_Extracted records:_
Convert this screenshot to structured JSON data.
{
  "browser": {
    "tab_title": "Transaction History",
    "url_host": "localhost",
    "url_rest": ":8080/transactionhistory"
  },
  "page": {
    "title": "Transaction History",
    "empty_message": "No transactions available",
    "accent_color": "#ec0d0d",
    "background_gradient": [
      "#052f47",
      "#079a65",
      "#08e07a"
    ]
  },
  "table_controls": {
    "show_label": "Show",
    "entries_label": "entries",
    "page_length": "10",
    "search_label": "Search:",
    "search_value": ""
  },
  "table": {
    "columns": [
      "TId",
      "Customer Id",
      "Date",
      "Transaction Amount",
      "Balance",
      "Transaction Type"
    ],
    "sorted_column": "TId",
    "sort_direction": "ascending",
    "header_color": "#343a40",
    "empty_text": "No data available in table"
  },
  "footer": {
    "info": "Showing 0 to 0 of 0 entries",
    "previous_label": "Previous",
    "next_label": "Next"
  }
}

_Goal of the exercise:_
Copy out the data shown above without altering anything.

_Response to the exercise:_
Convert this screenshot to structured JSON data.
{
  "browser": {
    "tab_title": "Transaction History",
    "url_host": "localhost",
    "url_rest": ":8080/transactionhistory"
  },
  "page": {
    "title": "Transaction History",
    "empty_message": "No transactions available",
    "accent_color": "#ec0d0d",
    "background_gradient": [
      "#052f47",
      "#079a65",
      "#08e07a"
    ]
  },
  "table_controls": {
    "show_label": "Show",
    "entries_label": "entries",
    "page_length": "10",
    "search_label": "Search:",
    "search_value": ""
  },
  "table": {
    "columns": [
      "TId",
      "Customer Id",
      "Date",
      "Transaction Amount",
      "Balance",
      "Transaction Type"
    ],
    "sorted_column": "TId",
    "sort_direction": "ascending",
    "header_color": "#343a40",
    "empty_text": "No data available in table"
  },
  "footer": {
    "info": "Showing 0 to 0 of 0 entries",
    "previous_label": "Previous",
    "next_label": "Next"
  }
}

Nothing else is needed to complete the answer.